## Problem
From the entries that follow, extract each line holding the string "otherwise".
%%
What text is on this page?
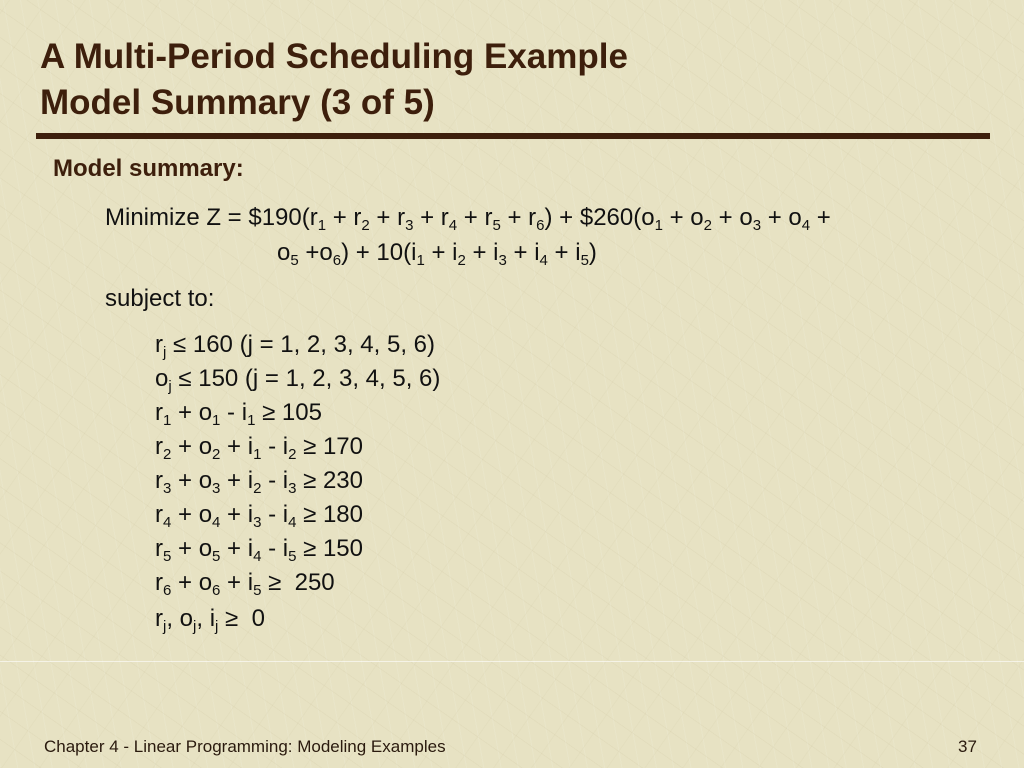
A Multi-Period Scheduling Example
Model Summary (3 of 5)
Model summary:
Minimize $Z = \$190(r_1 + r_2 + r_3 + r_4 + r_5 + r_6)$ + $\$260(o_1 + o_2 + o_3 + o_4$ +
$o_5 +o_6) + 10(i_1 + i_2 + i_3 + i_4 + i_5)$
subject to:
$r_j \le 160$ (j = 1, 2, 3, 4, 5, 6)
$o_j \le 150$ (j = 1, 2, 3, 4, 5, 6)
$r_1 + o_1 - i_1 \ge 105$
$r_2 + o_2 + i_1 - i_2 \ge 170$
$r_3 + o_3 + i_2 - i_3 \ge 230$
$r_4 + o_4 + i_3 - i_4 \ge 180$
$r_5 + o_5 + i_4 - i_5 \ge 150$
$r_6 + o_6 + i_5 \ge 250$
$r_j$, $o_j$, $i_j \ge 0$
Chapter 4 - Linear Programming: Modeling Examples	37
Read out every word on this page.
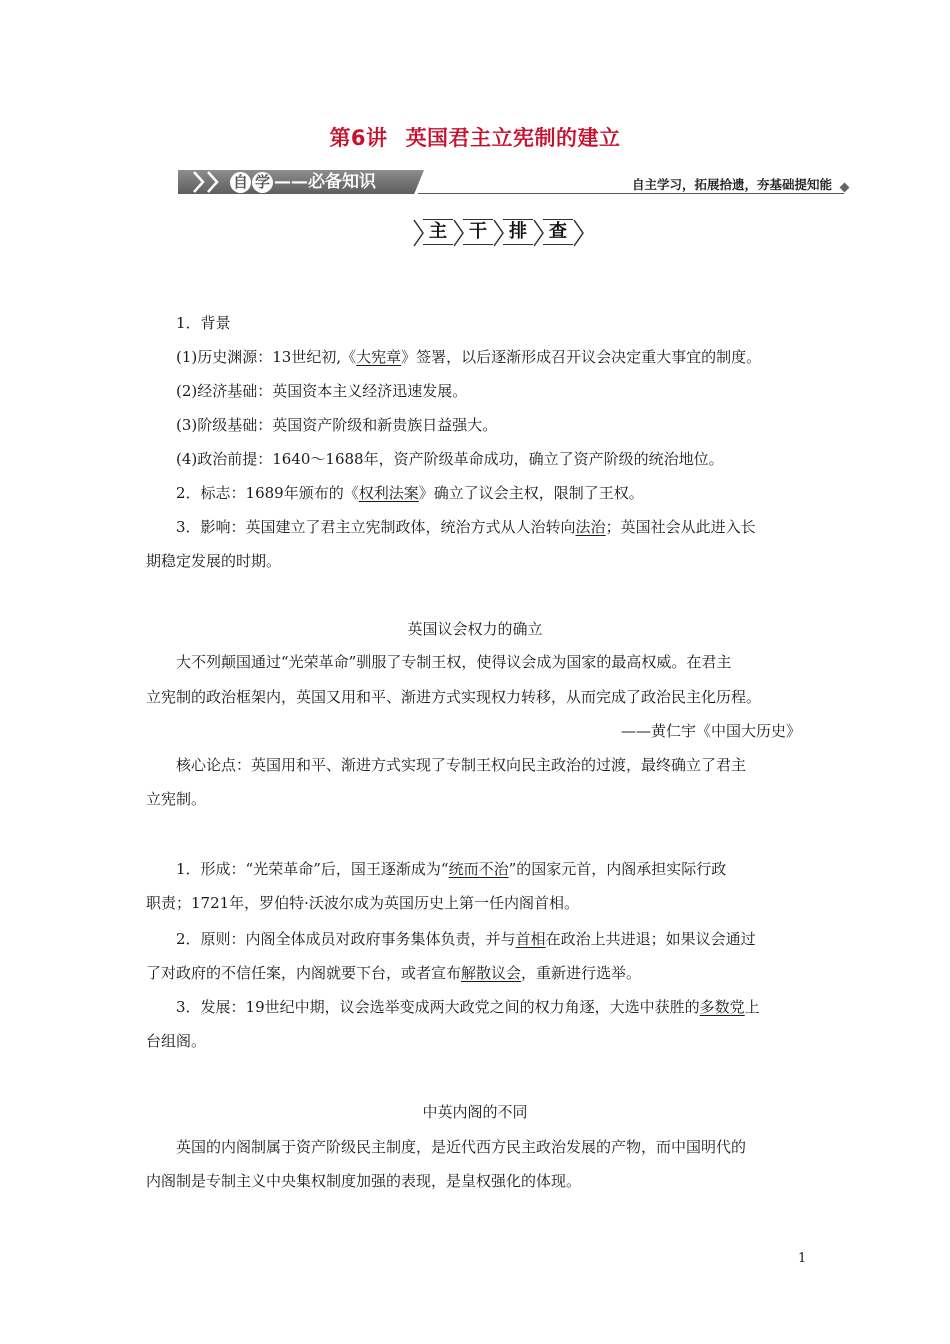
第6讲 英国君主立宪制的建立
自 学 ——必备知识	自主学习，拓展拾遗，夯基础提知能
主	干	排	查
1．背景
(1)历史渊源：13世纪初,《大宪章》签署，以后逐渐形成召开议会决定重大事宜的制度。
(2)经济基础：英国资本主义经济迅速发展。
(3)阶级基础：英国资产阶级和新贵族日益强大。
(4)政治前提：1640～1688年，资产阶级革命成功，确立了资产阶级的统治地位。
2．标志：1689年颁布的《权利法案》确立了议会主权，限制了王权。
3．影响：英国建立了君主立宪制政体，统治方式从人治转向法治；英国社会从此进入长
期稳定发展的时期。
英国议会权力的确立
大不列颠国通过“光荣革命”驯服了专制王权，使得议会成为国家的最高权威。在君主
立宪制的政治框架内，英国又用和平、渐进方式实现权力转移，从而完成了政治民主化历程。
——黄仁宇《中国大历史》
核心论点：英国用和平、渐进方式实现了专制王权向民主政治的过渡，最终确立了君主
立宪制。
1．形成：“光荣革命”后，国王逐渐成为“统而不治”的国家元首，内阁承担实际行政
职责；1721年，罗伯特·沃波尔成为英国历史上第一任内阁首相。
2．原则：内阁全体成员对政府事务集体负责，并与首相在政治上共进退；如果议会通过
了对政府的不信任案，内阁就要下台，或者宣布解散议会，重新进行选举。
3．发展：19世纪中期，议会选举变成两大政党之间的权力角逐，大选中获胜的多数党上
台组阁。
中英内阁的不同
英国的内阁制属于资产阶级民主制度，是近代西方民主政治发展的产物，而中国明代的
内阁制是专制主义中央集权制度加强的表现，是皇权强化的体现。
1
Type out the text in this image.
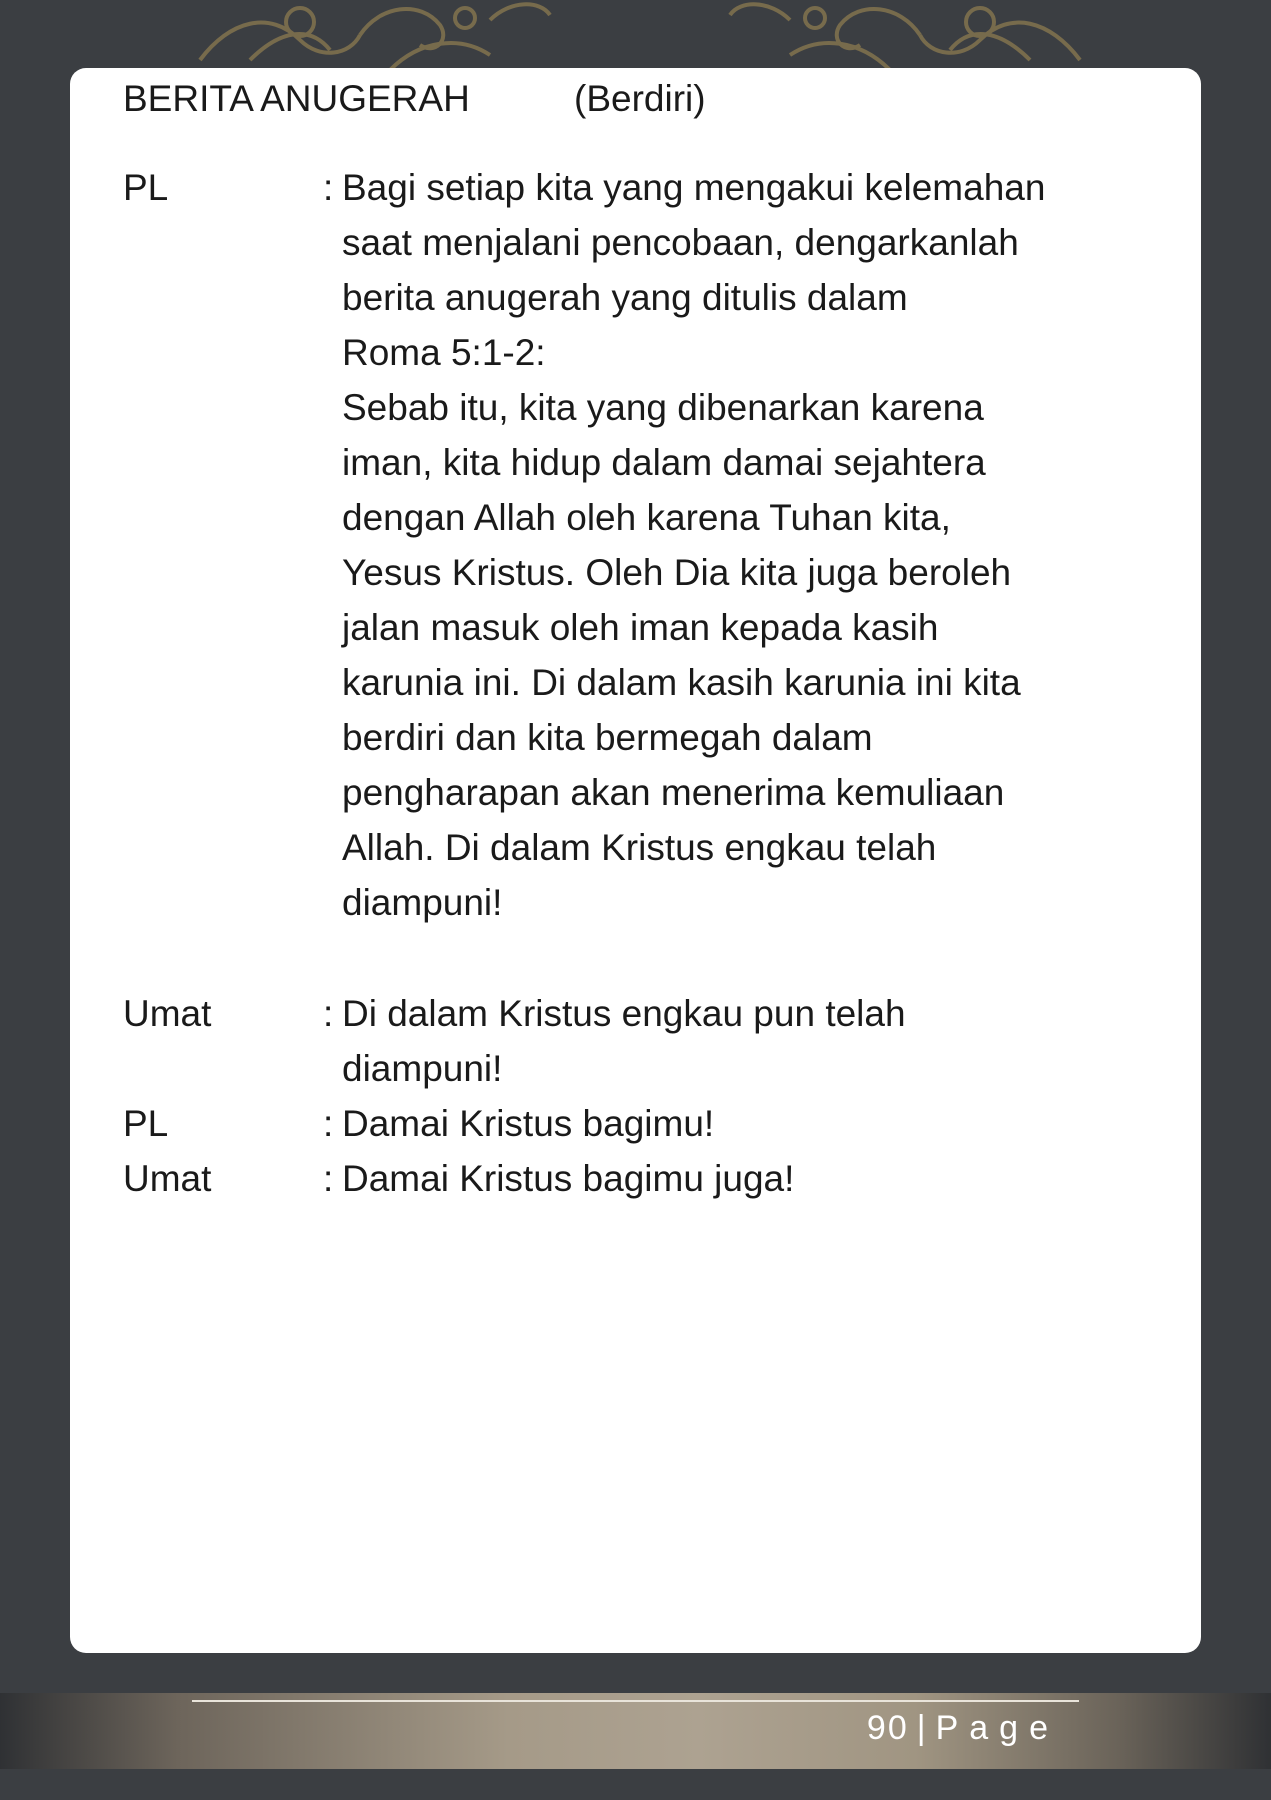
BERITA ANUGERAH	(Berdiri)
PL	: Bagi setiap kita yang mengakui kelemahan
saat menjalani pencobaan, dengarkanlah
berita anugerah yang ditulis dalam
Roma 5:1-2:
Sebab itu, kita yang dibenarkan karena
iman, kita hidup dalam damai sejahtera
dengan Allah oleh karena Tuhan kita,
Yesus Kristus. Oleh Dia kita juga beroleh
jalan masuk oleh iman kepada kasih
karunia ini. Di dalam kasih karunia ini kita
berdiri dan kita bermegah dalam
pengharapan akan menerima kemuliaan
Allah. Di dalam Kristus engkau telah
diampuni!
Umat	: Di dalam Kristus engkau pun telah
diampuni!
PL	: Damai Kristus bagimu!
Umat	: Damai Kristus bagimu juga!
90 | Page
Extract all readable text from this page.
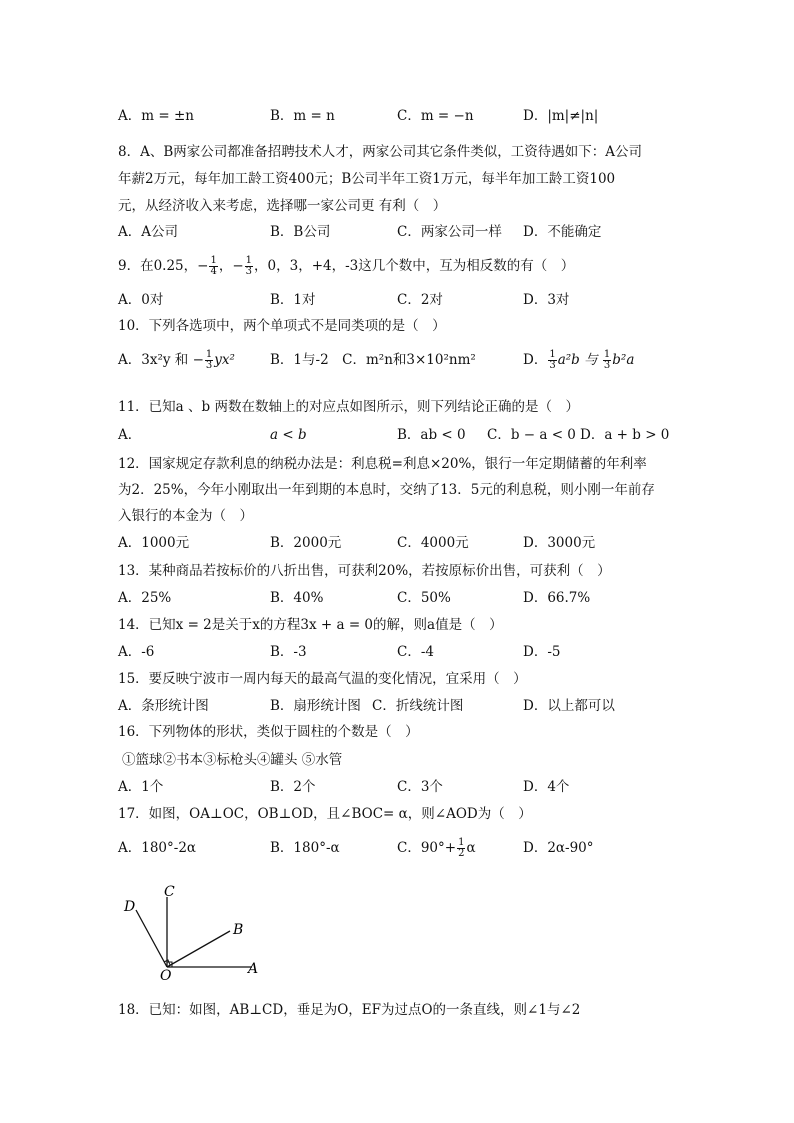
A．m = ±n	B．m = n	C．m = −n	D．|m|≠|n|
8．A、B两家公司都准备招聘技术人才，两家公司其它条件类似，工资待遇如下：A公司
年薪2万元，每年加工龄工资400元；B公司半年工资1万元，每半年加工龄工资100
元，从经济收入来考虑，选择哪一家公司更 有利（　）
A．A公司	B．B公司	C．两家公司一样 D．不能确定
9．在0.25，− $\frac{1}{4}$ ，− $\frac{1}{3}$ ，0，3，+4，-3这几个数中，互为相反数的有（　）
A．0对	B．1对	C．2对	D．3对
10．下列各选项中，两个单项式不是同类项的是（　）
A．3x²y 和 − $\frac{1}{3} yx^2$	B．1与-2　C．m²n和3×10²nm²	D． $\frac{1}{3} a^2b$ 与 $\frac{1}{3} b^2a$
11．已知a 、b 两数在数轴上的对应点如图所示，则下列结论正确的是（　）
A．	a < b	B．ab < 0 C．b − a < 0 D．a + b > 0
12．国家规定存款利息的纳税办法是：利息税=利息×20%，银行一年定期储蓄的年利率
为2．25%，今年小刚取出一年到期的本息时，交纳了13．5元的利息税，则小刚一年前存
入银行的本金为（　）
A．1000元	B．2000元	C．4000元	D．3000元
13．某种商品若按标价的八折出售，可获利20%，若按原标价出售，可获利（　）
A．25%	B．40%	C．50%	D．66.7%
14．已知x = 2是关于x的方程3x + a = 0的解，则a值是（　）
A．-6	B．-3	C．-4	D．-5
15．要反映宁波市一周内每天的最高气温的变化情况，宜采用（　）
A．条形统计图	B．扇形统计图 C．折线统计图	D．以上都可以
16．下列物体的形状，类似于圆柱的个数是（　）
①篮球②书本③标枪头④罐头 ⑤水管
A．1个	B．2个	C．3个	D．4个
17．如图，OA⊥OC，OB⊥OD，且∠BOC= α，则∠AOD为（　）
A．180°-2α	B．180°-α	C．$90^\circ+ \frac{1}{2}$ α	D．2α-90°
C
D
B
O	A
18．已知：如图，AB⊥CD，垂足为O，EF为过点O的一条直线，则∠1与∠2
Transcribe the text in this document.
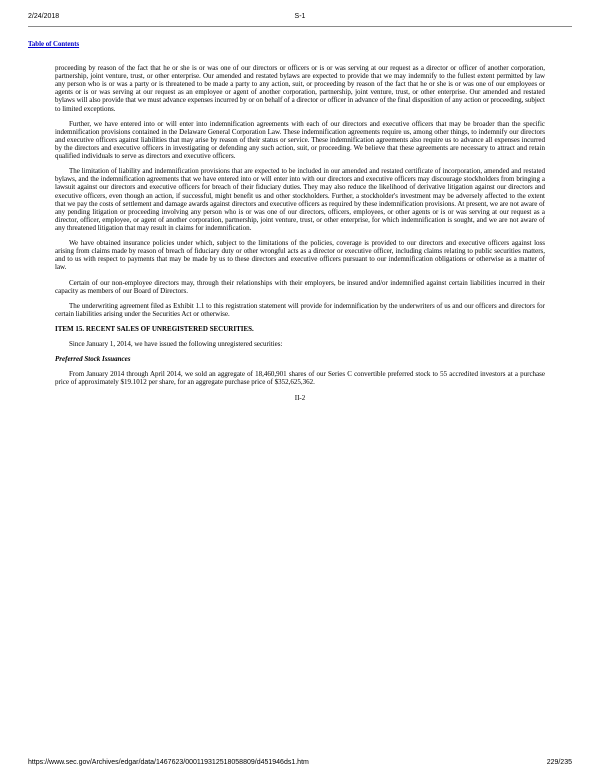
2/24/2018	S-1
Table of Contents

proceeding by reason of the fact that he or she is or was one of our directors or officers or is or was serving at our request as a director or officer of another corporation, partnership, joint venture, trust, or other enterprise. Our amended and restated bylaws are expected to provide that we may indemnify to the fullest extent permitted by law any person who is or was a party or is threatened to be made a party to any action, suit, or proceeding by reason of the fact that he or she is or was one of our employees or agents or is or was serving at our request as an employee or agent of another corporation, partnership, joint venture, trust, or other enterprise. Our amended and restated bylaws will also provide that we must advance expenses incurred by or on behalf of a director or officer in advance of the final disposition of any action or proceeding, subject to limited exceptions.

Further, we have entered into or will enter into indemnification agreements with each of our directors and executive officers that may be broader than the specific indemnification provisions contained in the Delaware General Corporation Law. These indemnification agreements require us, among other things, to indemnify our directors and executive officers against liabilities that may arise by reason of their status or service. These indemnification agreements also require us to advance all expenses incurred by the directors and executive officers in investigating or defending any such action, suit, or proceeding. We believe that these agreements are necessary to attract and retain qualified individuals to serve as directors and executive officers.

The limitation of liability and indemnification provisions that are expected to be included in our amended and restated certificate of incorporation, amended and restated bylaws, and the indemnification agreements that we have entered into or will enter into with our directors and executive officers may discourage stockholders from bringing a lawsuit against our directors and executive officers for breach of their fiduciary duties. They may also reduce the likelihood of derivative litigation against our directors and executive officers, even though an action, if successful, might benefit us and other stockholders. Further, a stockholder's investment may be adversely affected to the extent that we pay the costs of settlement and damage awards against directors and executive officers as required by these indemnification provisions. At present, we are not aware of any pending litigation or proceeding involving any person who is or was one of our directors, officers, employees, or other agents or is or was serving at our request as a director, officer, employee, or agent of another corporation, partnership, joint venture, trust, or other enterprise, for which indemnification is sought, and we are not aware of any threatened litigation that may result in claims for indemnification.

We have obtained insurance policies under which, subject to the limitations of the policies, coverage is provided to our directors and executive officers against loss arising from claims made by reason of breach of fiduciary duty or other wrongful acts as a director or executive officer, including claims relating to public securities matters, and to us with respect to payments that may be made by us to these directors and executive officers pursuant to our indemnification obligations or otherwise as a matter of law.

Certain of our non-employee directors may, through their relationships with their employers, be insured and/or indemnified against certain liabilities incurred in their capacity as members of our Board of Directors.

The underwriting agreement filed as Exhibit 1.1 to this registration statement will provide for indemnification by the underwriters of us and our officers and directors for certain liabilities arising under the Securities Act or otherwise.

ITEM 15. RECENT SALES OF UNREGISTERED SECURITIES.

Since January 1, 2014, we have issued the following unregistered securities:

Preferred Stock Issuances

From January 2014 through April 2014, we sold an aggregate of 18,460,901 shares of our Series C convertible preferred stock to 55 accredited investors at a purchase price of approximately $19.1012 per share, for an aggregate purchase price of $352,625,362.

II-2
https://www.sec.gov/Archives/edgar/data/1467623/000119312518058809/d451946ds1.htm	229/235
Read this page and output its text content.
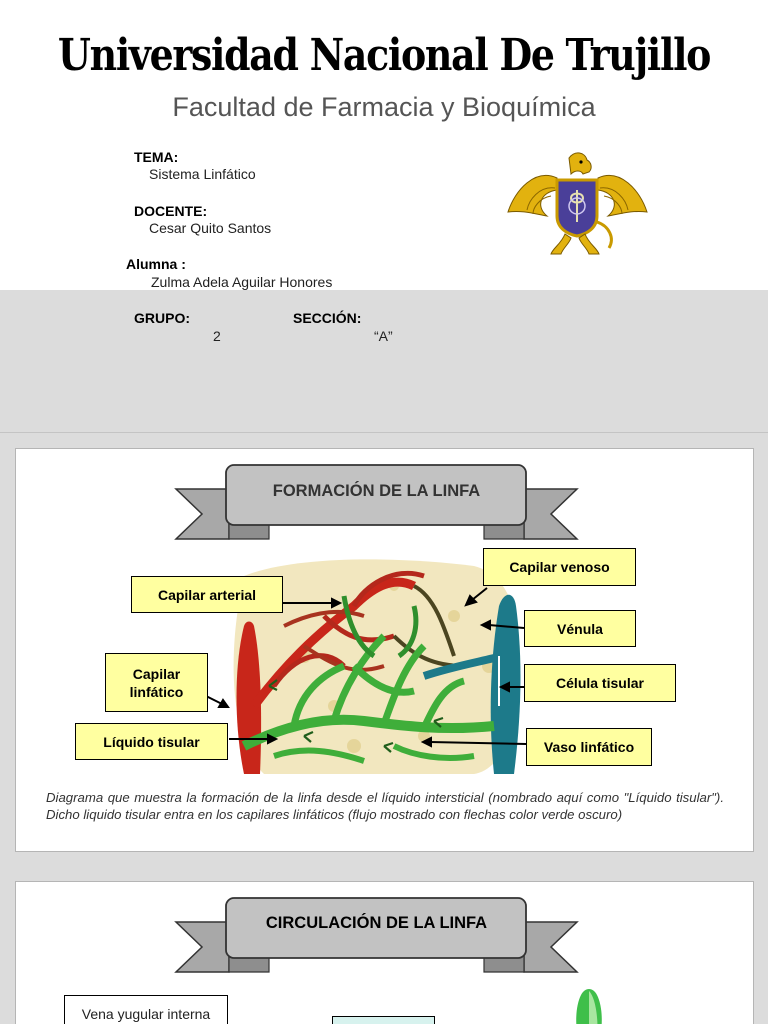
Universidad Nacional De Trujillo
Facultad de Farmacia y Bioquímica
TEMA:
Sistema Linfático
DOCENTE:
Cesar Quito Santos
Alumna :
Zulma Adela Aguilar Honores
GRUPO:
2
SECCIÓN:
“A”
FORMACIÓN DE LA LINFA
Capilar arterial
Capilar linfático
Líquido tisular
Capilar venoso
Vénula
Célula tisular
Vaso linfático
Diagrama que muestra la formación de la linfa desde el líquido intersticial (nombrado aquí como "Líquido tisular"). Dicho liquido tisular entra en los capilares linfáticos (flujo mostrado con flechas color verde oscuro)
CIRCULACIÓN DE LA LINFA
Vena yugular interna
%%
## Solution for this task
We have obtained insurance policies under which, subject to the limitations of the policies, coverage is provided to our directors and executive officers against loss arising from claims made by reason of breach of fiduciary duty or other wrongful acts as a director or executive officer, including claims relating to public securities matters, and to us with respect to payments that may be made by us to these directors and executive officers pursuant to our indemnification obligations or otherwise as a matter of law.
The underwriting agreement filed as Exhibit 1.1 to this registration statement will provide for indemnification by the underwriters of us and our officers and directors for certain liabilities arising under the Securities Act or otherwise.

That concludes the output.